- [EXERCISE INSTRUCTIONS]
Write out, word for word, only the lines from the one containing "Convert this screenshot" through the final line of the data.

=== GIVEN RECORDS ===

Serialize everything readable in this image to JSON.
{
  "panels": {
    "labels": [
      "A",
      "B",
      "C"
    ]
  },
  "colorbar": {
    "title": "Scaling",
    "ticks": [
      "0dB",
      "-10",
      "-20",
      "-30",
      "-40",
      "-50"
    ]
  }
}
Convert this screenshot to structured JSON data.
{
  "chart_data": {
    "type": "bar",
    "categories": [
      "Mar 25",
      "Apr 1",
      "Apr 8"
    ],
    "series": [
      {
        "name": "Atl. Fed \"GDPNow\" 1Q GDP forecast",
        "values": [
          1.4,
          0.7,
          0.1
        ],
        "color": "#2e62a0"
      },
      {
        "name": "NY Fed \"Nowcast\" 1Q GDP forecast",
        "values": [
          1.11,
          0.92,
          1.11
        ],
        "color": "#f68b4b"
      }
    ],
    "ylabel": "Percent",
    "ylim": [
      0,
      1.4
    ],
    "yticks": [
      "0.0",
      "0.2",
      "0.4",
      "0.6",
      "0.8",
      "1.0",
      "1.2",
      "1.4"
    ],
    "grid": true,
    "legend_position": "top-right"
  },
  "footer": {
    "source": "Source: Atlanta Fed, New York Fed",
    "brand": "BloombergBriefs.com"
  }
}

===

- [THE RESPONSE]
Convert this screenshot to structured JSON data.
{
  "chart_data": {
    "type": "bar",
    "categories": [
      "Mar 25",
      "Apr 1",
      "Apr 8"
    ],
    "series": [
      {
        "name": "Atl. Fed \"GDPNow\" 1Q GDP forecast",
        "values": [
          1.4,
          0.7,
          0.1
        ],
        "color": "#2e62a0"
      },
      {
        "name": "NY Fed \"Nowcast\" 1Q GDP forecast",
        "values": [
          1.11,
          0.92,
          1.11
        ],
        "color": "#f68b4b"
      }
    ],
    "ylabel": "Percent",
    "ylim": [
      0,
      1.4
    ],
    "yticks": [
      "0.0",
      "0.2",
      "0.4",
      "0.6",
      "0.8",
      "1.0",
      "1.2",
      "1.4"
    ],
    "grid": true,
    "legend_position": "top-right"
  },
  "footer": {
    "source": "Source: Atlanta Fed, New York Fed",
    "brand": "BloombergBriefs.com"
  }
}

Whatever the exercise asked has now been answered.